MATERIAL FOR THE TASK:
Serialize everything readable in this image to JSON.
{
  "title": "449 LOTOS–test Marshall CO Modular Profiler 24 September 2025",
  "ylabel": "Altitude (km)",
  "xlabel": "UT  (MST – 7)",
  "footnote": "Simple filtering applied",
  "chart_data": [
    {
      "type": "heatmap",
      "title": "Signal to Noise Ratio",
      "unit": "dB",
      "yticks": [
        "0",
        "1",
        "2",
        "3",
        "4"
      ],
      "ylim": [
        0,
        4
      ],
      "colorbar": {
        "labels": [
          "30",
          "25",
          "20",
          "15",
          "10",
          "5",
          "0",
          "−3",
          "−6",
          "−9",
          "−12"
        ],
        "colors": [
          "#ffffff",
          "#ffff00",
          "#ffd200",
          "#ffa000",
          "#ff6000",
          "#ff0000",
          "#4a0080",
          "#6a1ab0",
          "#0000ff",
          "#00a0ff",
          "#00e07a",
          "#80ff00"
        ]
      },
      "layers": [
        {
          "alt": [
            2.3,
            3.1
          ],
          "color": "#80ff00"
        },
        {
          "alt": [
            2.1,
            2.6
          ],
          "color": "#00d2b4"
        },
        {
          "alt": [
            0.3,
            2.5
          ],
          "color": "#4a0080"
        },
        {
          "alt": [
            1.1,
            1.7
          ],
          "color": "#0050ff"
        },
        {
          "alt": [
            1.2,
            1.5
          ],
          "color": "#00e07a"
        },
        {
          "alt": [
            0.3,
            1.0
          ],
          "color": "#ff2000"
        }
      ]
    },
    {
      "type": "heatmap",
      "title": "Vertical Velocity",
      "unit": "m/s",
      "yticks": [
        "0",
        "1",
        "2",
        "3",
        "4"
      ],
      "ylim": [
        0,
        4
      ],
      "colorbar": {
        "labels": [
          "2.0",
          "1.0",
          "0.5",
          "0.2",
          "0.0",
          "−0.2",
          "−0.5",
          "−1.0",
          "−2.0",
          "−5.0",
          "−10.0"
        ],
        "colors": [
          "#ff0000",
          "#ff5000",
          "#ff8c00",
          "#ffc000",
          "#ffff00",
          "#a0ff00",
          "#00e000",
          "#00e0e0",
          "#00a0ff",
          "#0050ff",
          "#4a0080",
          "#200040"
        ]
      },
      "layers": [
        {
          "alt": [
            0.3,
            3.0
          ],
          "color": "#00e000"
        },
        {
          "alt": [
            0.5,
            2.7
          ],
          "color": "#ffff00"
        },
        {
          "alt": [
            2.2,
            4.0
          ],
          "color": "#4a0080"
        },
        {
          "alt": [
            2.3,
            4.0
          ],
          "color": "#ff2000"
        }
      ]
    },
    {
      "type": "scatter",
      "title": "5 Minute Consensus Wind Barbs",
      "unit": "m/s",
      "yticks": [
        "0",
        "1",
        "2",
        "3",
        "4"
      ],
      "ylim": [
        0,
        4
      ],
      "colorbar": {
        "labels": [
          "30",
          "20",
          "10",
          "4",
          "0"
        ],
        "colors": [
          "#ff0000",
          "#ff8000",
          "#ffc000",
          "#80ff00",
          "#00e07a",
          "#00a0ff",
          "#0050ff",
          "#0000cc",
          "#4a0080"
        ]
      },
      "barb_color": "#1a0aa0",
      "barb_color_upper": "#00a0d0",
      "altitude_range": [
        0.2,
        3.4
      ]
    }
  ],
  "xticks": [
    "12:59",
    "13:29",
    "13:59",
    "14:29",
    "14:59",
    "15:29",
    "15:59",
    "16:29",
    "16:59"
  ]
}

EXERCISE PROMPT: Copy out each record, keeping every word as it is.

WRITTEN SOLUTION:
Serialize everything readable in this image to JSON.
{
  "title": "449 LOTOS–test Marshall CO Modular Profiler 24 September 2025",
  "ylabel": "Altitude (km)",
  "xlabel": "UT  (MST – 7)",
  "footnote": "Simple filtering applied",
  "chart_data": [
    {
      "type": "heatmap",
      "title": "Signal to Noise Ratio",
      "unit": "dB",
      "yticks": [
        "0",
        "1",
        "2",
        "3",
        "4"
      ],
      "ylim": [
        0,
        4
      ],
      "colorbar": {
        "labels": [
          "30",
          "25",
          "20",
          "15",
          "10",
          "5",
          "0",
          "−3",
          "−6",
          "−9",
          "−12"
        ],
        "colors": [
          "#ffffff",
          "#ffff00",
          "#ffd200",
          "#ffa000",
          "#ff6000",
          "#ff0000",
          "#4a0080",
          "#6a1ab0",
          "#0000ff",
          "#00a0ff",
          "#00e07a",
          "#80ff00"
        ]
      },
      "layers": [
        {
          "alt": [
            2.3,
            3.1
          ],
          "color": "#80ff00"
        },
        {
          "alt": [
            2.1,
            2.6
          ],
          "color": "#00d2b4"
        },
        {
          "alt": [
            0.3,
            2.5
          ],
          "color": "#4a0080"
        },
        {
          "alt": [
            1.1,
            1.7
          ],
          "color": "#0050ff"
        },
        {
          "alt": [
            1.2,
            1.5
          ],
          "color": "#00e07a"
        },
        {
          "alt": [
            0.3,
            1.0
          ],
          "color": "#ff2000"
        }
      ]
    },
    {
      "type": "heatmap",
      "title": "Vertical Velocity",
      "unit": "m/s",
      "yticks": [
        "0",
        "1",
        "2",
        "3",
        "4"
      ],
      "ylim": [
        0,
        4
      ],
      "colorbar": {
        "labels": [
          "2.0",
          "1.0",
          "0.5",
          "0.2",
          "0.0",
          "−0.2",
          "−0.5",
          "−1.0",
          "−2.0",
          "−5.0",
          "−10.0"
        ],
        "colors": [
          "#ff0000",
          "#ff5000",
          "#ff8c00",
          "#ffc000",
          "#ffff00",
          "#a0ff00",
          "#00e000",
          "#00e0e0",
          "#00a0ff",
          "#0050ff",
          "#4a0080",
          "#200040"
        ]
      },
      "layers": [
        {
          "alt": [
            0.3,
            3.0
          ],
          "color": "#00e000"
        },
        {
          "alt": [
            0.5,
            2.7
          ],
          "color": "#ffff00"
        },
        {
          "alt": [
            2.2,
            4.0
          ],
          "color": "#4a0080"
        },
        {
          "alt": [
            2.3,
            4.0
          ],
          "color": "#ff2000"
        }
      ]
    },
    {
      "type": "scatter",
      "title": "5 Minute Consensus Wind Barbs",
      "unit": "m/s",
      "yticks": [
        "0",
        "1",
        "2",
        "3",
        "4"
      ],
      "ylim": [
        0,
        4
      ],
      "colorbar": {
        "labels": [
          "30",
          "20",
          "10",
          "4",
          "0"
        ],
        "colors": [
          "#ff0000",
          "#ff8000",
          "#ffc000",
          "#80ff00",
          "#00e07a",
          "#00a0ff",
          "#0050ff",
          "#0000cc",
          "#4a0080"
        ]
      },
      "barb_color": "#1a0aa0",
      "barb_color_upper": "#00a0d0",
      "altitude_range": [
        0.2,
        3.4
      ]
    }
  ],
  "xticks": [
    "12:59",
    "13:29",
    "13:59",
    "14:29",
    "14:59",
    "15:29",
    "15:59",
    "16:29",
    "16:59"
  ]
}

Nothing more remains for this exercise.